From the entries provided below, copy each line that contains the word "paleozoiczna".

[Dataset entries]
_ _ _ _ _ _ _

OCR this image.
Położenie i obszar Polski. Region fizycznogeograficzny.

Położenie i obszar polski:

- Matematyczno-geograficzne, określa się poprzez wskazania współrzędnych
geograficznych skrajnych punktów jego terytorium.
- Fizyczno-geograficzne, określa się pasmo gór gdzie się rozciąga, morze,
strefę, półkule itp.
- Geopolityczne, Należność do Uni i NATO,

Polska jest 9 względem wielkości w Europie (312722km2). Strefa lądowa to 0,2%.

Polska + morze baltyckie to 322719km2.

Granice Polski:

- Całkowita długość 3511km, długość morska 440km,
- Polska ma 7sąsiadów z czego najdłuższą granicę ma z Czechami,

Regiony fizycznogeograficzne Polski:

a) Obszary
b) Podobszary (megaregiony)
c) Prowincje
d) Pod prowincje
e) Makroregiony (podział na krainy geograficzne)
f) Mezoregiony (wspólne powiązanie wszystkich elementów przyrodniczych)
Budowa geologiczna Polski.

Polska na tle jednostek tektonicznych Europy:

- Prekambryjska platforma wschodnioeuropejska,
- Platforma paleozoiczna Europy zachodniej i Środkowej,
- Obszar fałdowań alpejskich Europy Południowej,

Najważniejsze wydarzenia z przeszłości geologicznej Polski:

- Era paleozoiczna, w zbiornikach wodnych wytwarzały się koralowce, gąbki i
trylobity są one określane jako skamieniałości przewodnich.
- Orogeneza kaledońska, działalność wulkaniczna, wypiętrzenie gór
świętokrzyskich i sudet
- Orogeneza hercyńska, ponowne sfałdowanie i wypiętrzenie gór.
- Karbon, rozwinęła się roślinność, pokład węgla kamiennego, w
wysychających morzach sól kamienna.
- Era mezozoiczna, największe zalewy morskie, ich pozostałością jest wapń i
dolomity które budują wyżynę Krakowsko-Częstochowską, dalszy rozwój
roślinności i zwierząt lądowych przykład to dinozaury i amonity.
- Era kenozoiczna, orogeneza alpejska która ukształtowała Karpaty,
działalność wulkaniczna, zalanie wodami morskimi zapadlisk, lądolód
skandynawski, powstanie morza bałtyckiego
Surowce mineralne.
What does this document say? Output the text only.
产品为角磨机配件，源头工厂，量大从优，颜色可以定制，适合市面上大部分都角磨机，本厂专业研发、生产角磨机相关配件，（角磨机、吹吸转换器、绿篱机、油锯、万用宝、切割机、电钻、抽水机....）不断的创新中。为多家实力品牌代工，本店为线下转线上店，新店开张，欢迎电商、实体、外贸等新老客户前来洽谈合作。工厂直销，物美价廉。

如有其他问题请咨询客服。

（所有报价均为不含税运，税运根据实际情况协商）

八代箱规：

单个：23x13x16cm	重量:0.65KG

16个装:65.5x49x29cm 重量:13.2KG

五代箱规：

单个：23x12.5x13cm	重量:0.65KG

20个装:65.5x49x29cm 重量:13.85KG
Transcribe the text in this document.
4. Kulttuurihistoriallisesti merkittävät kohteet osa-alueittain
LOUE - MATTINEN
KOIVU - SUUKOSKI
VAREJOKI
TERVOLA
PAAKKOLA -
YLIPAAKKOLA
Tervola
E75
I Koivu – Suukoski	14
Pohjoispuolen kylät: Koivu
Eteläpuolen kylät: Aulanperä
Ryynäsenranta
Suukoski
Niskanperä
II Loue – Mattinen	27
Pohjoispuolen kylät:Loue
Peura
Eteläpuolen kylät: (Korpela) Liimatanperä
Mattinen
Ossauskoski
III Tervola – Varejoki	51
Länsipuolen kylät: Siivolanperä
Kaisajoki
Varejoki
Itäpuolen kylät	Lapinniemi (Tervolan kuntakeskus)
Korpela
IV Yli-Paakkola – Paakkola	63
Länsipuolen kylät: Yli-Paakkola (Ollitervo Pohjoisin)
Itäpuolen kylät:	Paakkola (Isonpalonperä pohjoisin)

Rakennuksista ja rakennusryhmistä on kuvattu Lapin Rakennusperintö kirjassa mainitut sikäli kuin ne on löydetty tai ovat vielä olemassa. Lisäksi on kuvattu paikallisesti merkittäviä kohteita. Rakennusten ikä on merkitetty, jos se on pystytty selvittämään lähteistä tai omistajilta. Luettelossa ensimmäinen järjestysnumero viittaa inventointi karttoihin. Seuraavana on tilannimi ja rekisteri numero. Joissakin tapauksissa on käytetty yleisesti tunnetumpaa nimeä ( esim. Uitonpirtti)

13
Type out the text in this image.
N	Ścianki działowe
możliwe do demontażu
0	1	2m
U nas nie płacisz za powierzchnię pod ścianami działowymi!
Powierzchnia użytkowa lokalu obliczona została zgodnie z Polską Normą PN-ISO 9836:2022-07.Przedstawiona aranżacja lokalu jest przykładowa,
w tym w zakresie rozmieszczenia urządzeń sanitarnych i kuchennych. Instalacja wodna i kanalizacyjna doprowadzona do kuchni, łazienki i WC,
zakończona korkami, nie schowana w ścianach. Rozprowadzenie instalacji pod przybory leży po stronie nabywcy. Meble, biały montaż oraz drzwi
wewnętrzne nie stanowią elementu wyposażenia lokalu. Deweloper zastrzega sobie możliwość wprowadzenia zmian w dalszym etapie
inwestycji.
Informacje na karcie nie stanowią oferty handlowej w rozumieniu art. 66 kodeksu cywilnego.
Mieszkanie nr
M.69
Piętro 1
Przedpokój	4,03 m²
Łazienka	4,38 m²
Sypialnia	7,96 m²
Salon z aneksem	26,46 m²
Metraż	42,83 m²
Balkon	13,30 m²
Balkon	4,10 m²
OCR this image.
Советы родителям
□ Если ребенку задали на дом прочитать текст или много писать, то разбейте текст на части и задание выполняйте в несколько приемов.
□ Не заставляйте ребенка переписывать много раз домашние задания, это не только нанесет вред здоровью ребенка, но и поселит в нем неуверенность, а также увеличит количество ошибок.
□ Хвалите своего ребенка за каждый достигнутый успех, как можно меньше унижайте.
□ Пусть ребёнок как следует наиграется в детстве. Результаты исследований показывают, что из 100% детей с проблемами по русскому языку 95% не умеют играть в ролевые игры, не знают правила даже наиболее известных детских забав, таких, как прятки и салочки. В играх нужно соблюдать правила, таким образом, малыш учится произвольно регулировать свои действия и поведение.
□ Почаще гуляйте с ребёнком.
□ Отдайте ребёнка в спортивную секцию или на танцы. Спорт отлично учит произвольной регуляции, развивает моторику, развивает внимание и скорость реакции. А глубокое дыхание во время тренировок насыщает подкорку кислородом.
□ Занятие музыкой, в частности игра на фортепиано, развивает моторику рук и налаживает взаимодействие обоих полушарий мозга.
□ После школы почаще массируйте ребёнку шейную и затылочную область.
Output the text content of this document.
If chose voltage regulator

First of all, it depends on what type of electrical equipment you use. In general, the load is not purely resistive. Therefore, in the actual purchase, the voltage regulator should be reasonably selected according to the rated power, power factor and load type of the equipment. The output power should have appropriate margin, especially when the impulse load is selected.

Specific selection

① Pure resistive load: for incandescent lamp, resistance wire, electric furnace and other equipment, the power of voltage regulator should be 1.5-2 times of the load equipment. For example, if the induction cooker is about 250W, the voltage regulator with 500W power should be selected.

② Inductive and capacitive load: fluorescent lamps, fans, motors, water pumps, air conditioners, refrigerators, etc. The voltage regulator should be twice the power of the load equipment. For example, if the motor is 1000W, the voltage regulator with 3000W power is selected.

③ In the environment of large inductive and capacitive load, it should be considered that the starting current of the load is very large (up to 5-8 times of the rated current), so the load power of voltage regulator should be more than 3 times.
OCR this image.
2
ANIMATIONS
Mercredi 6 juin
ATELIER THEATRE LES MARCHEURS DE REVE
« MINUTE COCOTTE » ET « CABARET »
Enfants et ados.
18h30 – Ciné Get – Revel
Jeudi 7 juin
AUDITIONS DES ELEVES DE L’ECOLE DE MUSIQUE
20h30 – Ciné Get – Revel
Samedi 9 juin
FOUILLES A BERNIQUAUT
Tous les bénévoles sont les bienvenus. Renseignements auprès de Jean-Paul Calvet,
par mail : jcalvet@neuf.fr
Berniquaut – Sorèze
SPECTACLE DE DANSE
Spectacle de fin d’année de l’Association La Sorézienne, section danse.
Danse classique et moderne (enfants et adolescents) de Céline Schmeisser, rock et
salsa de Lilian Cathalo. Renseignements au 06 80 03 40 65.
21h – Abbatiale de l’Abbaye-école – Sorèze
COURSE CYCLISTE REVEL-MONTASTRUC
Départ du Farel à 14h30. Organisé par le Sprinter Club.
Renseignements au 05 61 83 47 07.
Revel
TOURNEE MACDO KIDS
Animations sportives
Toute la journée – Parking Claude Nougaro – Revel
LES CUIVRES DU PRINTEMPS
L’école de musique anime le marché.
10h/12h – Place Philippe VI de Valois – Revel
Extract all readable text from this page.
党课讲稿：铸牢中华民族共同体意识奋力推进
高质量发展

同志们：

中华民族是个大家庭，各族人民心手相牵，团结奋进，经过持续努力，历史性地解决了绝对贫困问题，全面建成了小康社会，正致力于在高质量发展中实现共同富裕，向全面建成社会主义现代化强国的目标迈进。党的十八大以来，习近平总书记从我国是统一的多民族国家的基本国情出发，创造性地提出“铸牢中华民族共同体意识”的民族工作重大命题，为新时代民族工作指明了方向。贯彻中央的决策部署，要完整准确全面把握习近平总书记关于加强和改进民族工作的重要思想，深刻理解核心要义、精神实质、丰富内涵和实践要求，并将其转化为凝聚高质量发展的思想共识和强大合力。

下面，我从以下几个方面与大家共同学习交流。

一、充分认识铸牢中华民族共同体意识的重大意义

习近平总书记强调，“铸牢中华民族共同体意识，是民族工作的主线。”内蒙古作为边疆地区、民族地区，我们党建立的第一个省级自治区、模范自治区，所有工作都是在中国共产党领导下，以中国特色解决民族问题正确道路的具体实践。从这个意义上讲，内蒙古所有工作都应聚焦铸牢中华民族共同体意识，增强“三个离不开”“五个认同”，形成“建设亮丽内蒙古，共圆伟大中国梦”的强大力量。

_ _ _ _ _ _ _

> _Solution to this task_:
- Platforma paleozoiczna Europy zachodniej i Środkowej,
- Era paleozoiczna, w zbiornikach wodnych wytwarzały się koralowce, gąbki i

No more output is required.